> [Required task] Leaving out the pictures, retype all the material exactly.

Recorded data:
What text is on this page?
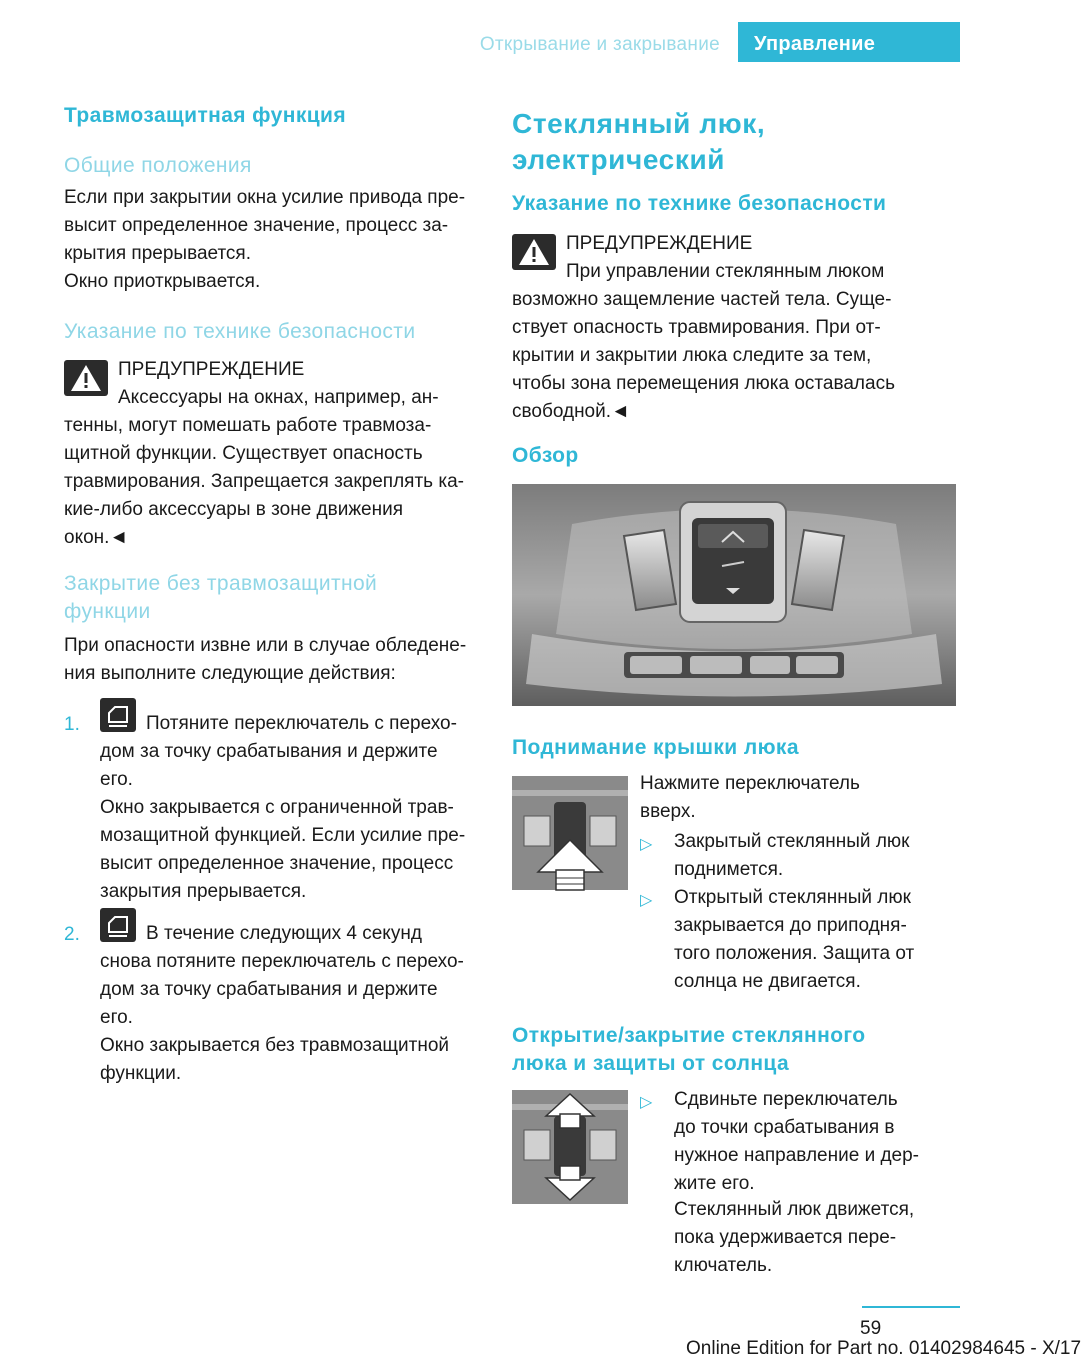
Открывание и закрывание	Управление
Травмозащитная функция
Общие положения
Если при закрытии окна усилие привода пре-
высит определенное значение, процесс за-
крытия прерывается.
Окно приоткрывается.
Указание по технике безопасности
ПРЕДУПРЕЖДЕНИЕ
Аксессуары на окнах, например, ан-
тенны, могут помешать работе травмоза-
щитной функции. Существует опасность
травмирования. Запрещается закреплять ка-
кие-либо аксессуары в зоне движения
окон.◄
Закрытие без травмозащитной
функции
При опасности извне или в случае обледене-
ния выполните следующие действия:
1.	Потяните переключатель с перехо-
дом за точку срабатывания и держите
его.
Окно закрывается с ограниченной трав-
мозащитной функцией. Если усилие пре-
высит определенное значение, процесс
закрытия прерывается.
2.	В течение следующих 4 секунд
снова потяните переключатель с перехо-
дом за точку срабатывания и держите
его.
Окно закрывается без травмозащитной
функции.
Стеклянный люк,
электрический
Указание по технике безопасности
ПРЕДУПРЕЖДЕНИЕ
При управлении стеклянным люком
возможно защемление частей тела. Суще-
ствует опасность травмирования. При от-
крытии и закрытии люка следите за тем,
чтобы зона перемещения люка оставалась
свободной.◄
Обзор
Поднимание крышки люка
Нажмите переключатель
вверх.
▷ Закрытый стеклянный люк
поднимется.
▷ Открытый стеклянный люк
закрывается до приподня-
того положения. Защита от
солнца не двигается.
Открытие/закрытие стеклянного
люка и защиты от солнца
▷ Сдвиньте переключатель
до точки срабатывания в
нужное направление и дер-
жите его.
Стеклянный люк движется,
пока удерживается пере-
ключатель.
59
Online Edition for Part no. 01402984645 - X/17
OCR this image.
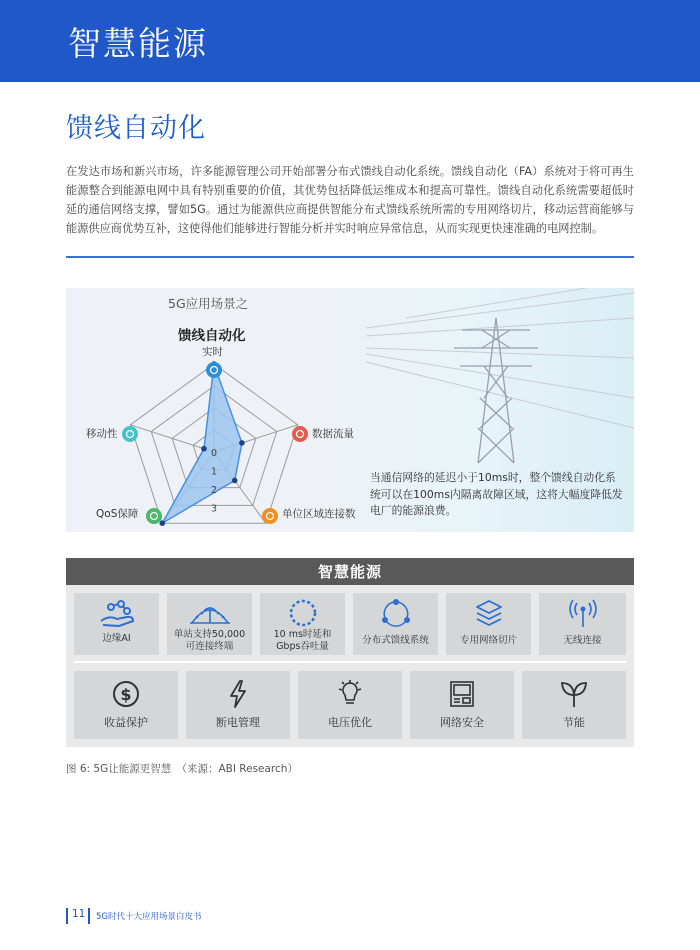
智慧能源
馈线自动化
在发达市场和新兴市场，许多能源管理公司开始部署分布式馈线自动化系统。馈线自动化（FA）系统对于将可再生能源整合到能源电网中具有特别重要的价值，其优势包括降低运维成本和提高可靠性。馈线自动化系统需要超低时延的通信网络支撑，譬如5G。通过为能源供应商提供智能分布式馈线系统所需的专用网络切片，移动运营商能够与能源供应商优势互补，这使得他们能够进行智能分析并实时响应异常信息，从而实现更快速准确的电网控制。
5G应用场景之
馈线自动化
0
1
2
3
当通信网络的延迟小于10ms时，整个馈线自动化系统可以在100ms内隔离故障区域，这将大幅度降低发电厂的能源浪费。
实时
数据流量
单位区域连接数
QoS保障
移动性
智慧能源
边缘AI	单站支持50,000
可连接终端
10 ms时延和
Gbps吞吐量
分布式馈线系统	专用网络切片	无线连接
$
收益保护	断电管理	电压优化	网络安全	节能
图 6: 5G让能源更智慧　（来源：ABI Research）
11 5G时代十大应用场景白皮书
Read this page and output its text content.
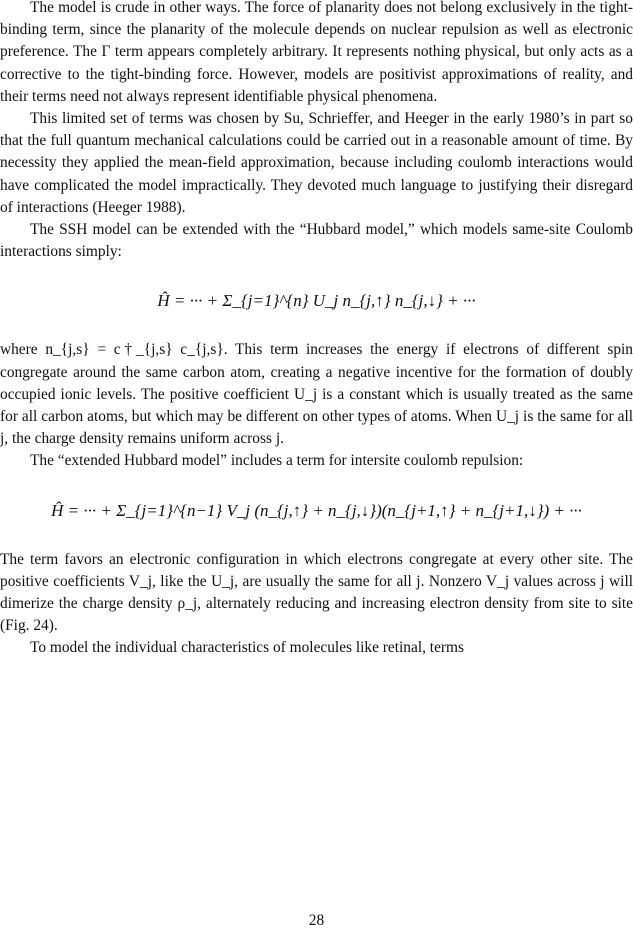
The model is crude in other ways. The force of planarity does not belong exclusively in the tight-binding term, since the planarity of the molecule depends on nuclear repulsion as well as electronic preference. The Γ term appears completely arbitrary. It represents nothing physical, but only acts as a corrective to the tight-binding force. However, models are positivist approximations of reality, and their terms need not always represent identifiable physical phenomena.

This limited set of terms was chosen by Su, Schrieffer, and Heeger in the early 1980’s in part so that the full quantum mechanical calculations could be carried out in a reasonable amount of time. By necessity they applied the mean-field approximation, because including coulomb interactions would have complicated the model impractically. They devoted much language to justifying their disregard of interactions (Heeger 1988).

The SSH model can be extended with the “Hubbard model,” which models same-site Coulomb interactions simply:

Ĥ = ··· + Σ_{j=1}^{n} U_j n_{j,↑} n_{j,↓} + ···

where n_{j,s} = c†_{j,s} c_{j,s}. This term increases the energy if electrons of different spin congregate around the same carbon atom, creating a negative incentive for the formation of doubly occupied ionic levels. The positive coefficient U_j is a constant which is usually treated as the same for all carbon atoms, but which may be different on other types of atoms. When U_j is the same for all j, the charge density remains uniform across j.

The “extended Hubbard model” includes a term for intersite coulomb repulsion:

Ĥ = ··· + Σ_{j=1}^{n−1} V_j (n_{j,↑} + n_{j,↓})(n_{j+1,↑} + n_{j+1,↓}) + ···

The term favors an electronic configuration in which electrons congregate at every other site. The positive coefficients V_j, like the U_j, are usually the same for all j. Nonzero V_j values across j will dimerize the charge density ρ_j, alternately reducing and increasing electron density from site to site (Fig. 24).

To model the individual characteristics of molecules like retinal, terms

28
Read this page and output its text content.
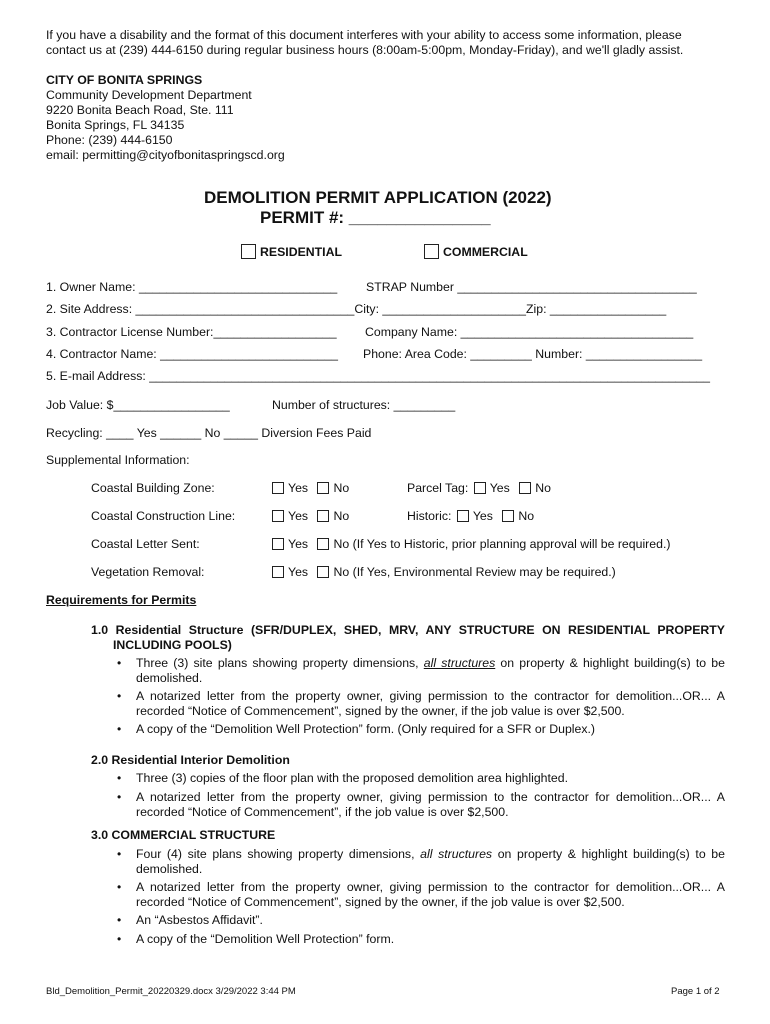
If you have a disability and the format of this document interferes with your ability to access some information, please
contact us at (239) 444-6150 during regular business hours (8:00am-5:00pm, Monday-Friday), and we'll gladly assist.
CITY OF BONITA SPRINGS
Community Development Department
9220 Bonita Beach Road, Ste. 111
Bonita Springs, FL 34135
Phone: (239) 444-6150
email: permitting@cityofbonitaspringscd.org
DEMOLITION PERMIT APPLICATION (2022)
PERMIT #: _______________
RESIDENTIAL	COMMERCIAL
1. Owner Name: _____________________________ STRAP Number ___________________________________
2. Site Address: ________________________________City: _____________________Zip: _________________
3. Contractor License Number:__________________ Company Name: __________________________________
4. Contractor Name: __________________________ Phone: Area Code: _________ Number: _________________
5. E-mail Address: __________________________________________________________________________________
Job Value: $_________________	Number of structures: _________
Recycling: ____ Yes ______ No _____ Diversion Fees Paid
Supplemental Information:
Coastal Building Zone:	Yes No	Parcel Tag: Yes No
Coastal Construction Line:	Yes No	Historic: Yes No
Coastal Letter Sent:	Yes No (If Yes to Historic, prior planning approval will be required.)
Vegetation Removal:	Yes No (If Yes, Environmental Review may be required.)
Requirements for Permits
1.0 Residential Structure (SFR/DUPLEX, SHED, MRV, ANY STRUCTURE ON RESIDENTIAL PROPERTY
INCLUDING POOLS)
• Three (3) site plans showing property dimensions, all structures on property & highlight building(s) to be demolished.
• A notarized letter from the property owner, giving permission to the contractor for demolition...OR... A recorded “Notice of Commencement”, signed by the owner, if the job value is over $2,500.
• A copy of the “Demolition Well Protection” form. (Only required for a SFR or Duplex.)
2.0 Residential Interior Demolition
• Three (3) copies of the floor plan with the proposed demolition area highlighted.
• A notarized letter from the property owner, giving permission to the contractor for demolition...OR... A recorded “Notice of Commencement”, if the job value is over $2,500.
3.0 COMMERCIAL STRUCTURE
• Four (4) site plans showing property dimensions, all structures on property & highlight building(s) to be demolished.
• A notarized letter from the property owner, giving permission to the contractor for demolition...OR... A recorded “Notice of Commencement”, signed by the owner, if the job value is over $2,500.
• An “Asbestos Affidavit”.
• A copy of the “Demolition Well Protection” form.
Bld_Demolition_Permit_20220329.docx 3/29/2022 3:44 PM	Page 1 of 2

> [Solution for this exercise]
What text is on this page?
Открывание и закрывание	Управление
Травмозащитная функция
Общие положения
Если при закрытии окна усилие привода пре-
высит определенное значение, процесс за-
крытия прерывается.
Окно приоткрывается.
Указание по технике безопасности
ПРЕДУПРЕЖДЕНИЕ
Аксессуары на окнах, например, ан-
тенны, могут помешать работе травмоза-
щитной функции. Существует опасность
травмирования. Запрещается закреплять ка-
кие-либо аксессуары в зоне движения
окон.◄
Закрытие без травмозащитной
функции
При опасности извне или в случае обледене-
ния выполните следующие действия:
1.	Потяните переключатель с перехо-
дом за точку срабатывания и держите
его.
Окно закрывается с ограниченной трав-
мозащитной функцией. Если усилие пре-
высит определенное значение, процесс
закрытия прерывается.
2.	В течение следующих 4 секунд
снова потяните переключатель с перехо-
дом за точку срабатывания и держите
его.
Окно закрывается без травмозащитной
функции.
Стеклянный люк,
электрический
Указание по технике безопасности
ПРЕДУПРЕЖДЕНИЕ
При управлении стеклянным люком
возможно защемление частей тела. Суще-
ствует опасность травмирования. При от-
крытии и закрытии люка следите за тем,
чтобы зона перемещения люка оставалась
свободной.◄
Обзор
Поднимание крышки люка
Нажмите переключатель
вверх.
▷ Закрытый стеклянный люк
поднимется.
▷ Открытый стеклянный люк
закрывается до приподня-
того положения. Защита от
солнца не двигается.
Открытие/закрытие стеклянного
люка и защиты от солнца
▷ Сдвиньте переключатель
до точки срабатывания в
нужное направление и дер-
жите его.
Стеклянный люк движется,
пока удерживается пере-
ключатель.
59
Online Edition for Part no. 01402984645 - X/17
OCR this image.
智慧能源
馈线自动化
在发达市场和新兴市场，许多能源管理公司开始部署分布式馈线自动化系统。馈线自动化（FA）系统对于将可再生能源整合到能源电网中具有特别重要的价值，其优势包括降低运维成本和提高可靠性。馈线自动化系统需要超低时延的通信网络支撑，譬如5G。通过为能源供应商提供智能分布式馈线系统所需的专用网络切片，移动运营商能够与能源供应商优势互补，这使得他们能够进行智能分析并实时响应异常信息，从而实现更快速准确的电网控制。
5G应用场景之
馈线自动化
0
1
2
3
当通信网络的延迟小于10ms时，整个馈线自动化系统可以在100ms内隔离故障区域，这将大幅度降低发电厂的能源浪费。
实时
数据流量
单位区域连接数
QoS保障
移动性
智慧能源
边缘AI	单站支持50,000
可连接终端
10 ms时延和
Gbps吞吐量
分布式馈线系统	专用网络切片	无线连接
$
收益保护	断电管理	电压优化	网络安全	节能
图 6: 5G让能源更智慧　（来源：ABI Research）
11 5G时代十大应用场景白皮书
Read this page and output its text content.
The model is crude in other ways. The force of planarity does not belong exclusively in the tight-binding term, since the planarity of the molecule depends on nuclear repulsion as well as electronic preference. The Γ term appears completely arbitrary. It represents nothing physical, but only acts as a corrective to the tight-binding force. However, models are positivist approximations of reality, and their terms need not always represent identifiable physical phenomena.

This limited set of terms was chosen by Su, Schrieffer, and Heeger in the early 1980’s in part so that the full quantum mechanical calculations could be carried out in a reasonable amount of time. By necessity they applied the mean-field approximation, because including coulomb interactions would have complicated the model impractically. They devoted much language to justifying their disregard of interactions (Heeger 1988).

The SSH model can be extended with the “Hubbard model,” which models same-site Coulomb interactions simply:

Ĥ = ··· + Σ_{j=1}^{n} U_j n_{j,↑} n_{j,↓} + ···

where n_{j,s} = c†_{j,s} c_{j,s}. This term increases the energy if electrons of different spin congregate around the same carbon atom, creating a negative incentive for the formation of doubly occupied ionic levels. The positive coefficient U_j is a constant which is usually treated as the same for all carbon atoms, but which may be different on other types of atoms. When U_j is the same for all j, the charge density remains uniform across j.

The “extended Hubbard model” includes a term for intersite coulomb repulsion:

Ĥ = ··· + Σ_{j=1}^{n−1} V_j (n_{j,↑} + n_{j,↓})(n_{j+1,↑} + n_{j+1,↓}) + ···

The term favors an electronic configuration in which electrons congregate at every other site. The positive coefficients V_j, like the U_j, are usually the same for all j. Nonzero V_j values across j will dimerize the charge density ρ_j, alternately reducing and increasing electron density from site to site (Fig. 24).

To model the individual characteristics of molecules like retinal, terms

28
Read this page and output its text content.
If you have a disability and the format of this document interferes with your ability to access some information, please
contact us at (239) 444-6150 during regular business hours (8:00am-5:00pm, Monday-Friday), and we'll gladly assist.
CITY OF BONITA SPRINGS
Community Development Department
9220 Bonita Beach Road, Ste. 111
Bonita Springs, FL 34135
Phone: (239) 444-6150
email: permitting@cityofbonitaspringscd.org
DEMOLITION PERMIT APPLICATION (2022)
PERMIT #: _______________
RESIDENTIAL	COMMERCIAL
1. Owner Name: _____________________________ STRAP Number ___________________________________
2. Site Address: ________________________________City: _____________________Zip: _________________
3. Contractor License Number:__________________ Company Name: __________________________________
4. Contractor Name: __________________________ Phone: Area Code: _________ Number: _________________
5. E-mail Address: __________________________________________________________________________________
Job Value: $_________________	Number of structures: _________
Recycling: ____ Yes ______ No _____ Diversion Fees Paid
Supplemental Information:
Coastal Building Zone:	Yes No	Parcel Tag: Yes No
Coastal Construction Line:	Yes No	Historic: Yes No
Coastal Letter Sent:	Yes No (If Yes to Historic, prior planning approval will be required.)
Vegetation Removal:	Yes No (If Yes, Environmental Review may be required.)
Requirements for Permits
1.0 Residential Structure (SFR/DUPLEX, SHED, MRV, ANY STRUCTURE ON RESIDENTIAL PROPERTY
INCLUDING POOLS)
• Three (3) site plans showing property dimensions, all structures on property & highlight building(s) to be demolished.
• A notarized letter from the property owner, giving permission to the contractor for demolition...OR... A recorded “Notice of Commencement”, signed by the owner, if the job value is over $2,500.
• A copy of the “Demolition Well Protection” form. (Only required for a SFR or Duplex.)
2.0 Residential Interior Demolition
• Three (3) copies of the floor plan with the proposed demolition area highlighted.
• A notarized letter from the property owner, giving permission to the contractor for demolition...OR... A recorded “Notice of Commencement”, if the job value is over $2,500.
3.0 COMMERCIAL STRUCTURE
• Four (4) site plans showing property dimensions, all structures on property & highlight building(s) to be demolished.
• A notarized letter from the property owner, giving permission to the contractor for demolition...OR... A recorded “Notice of Commencement”, signed by the owner, if the job value is over $2,500.
• An “Asbestos Affidavit”.
• A copy of the “Demolition Well Protection” form.
Bld_Demolition_Permit_20220329.docx 3/29/2022 3:44 PM	Page 1 of 2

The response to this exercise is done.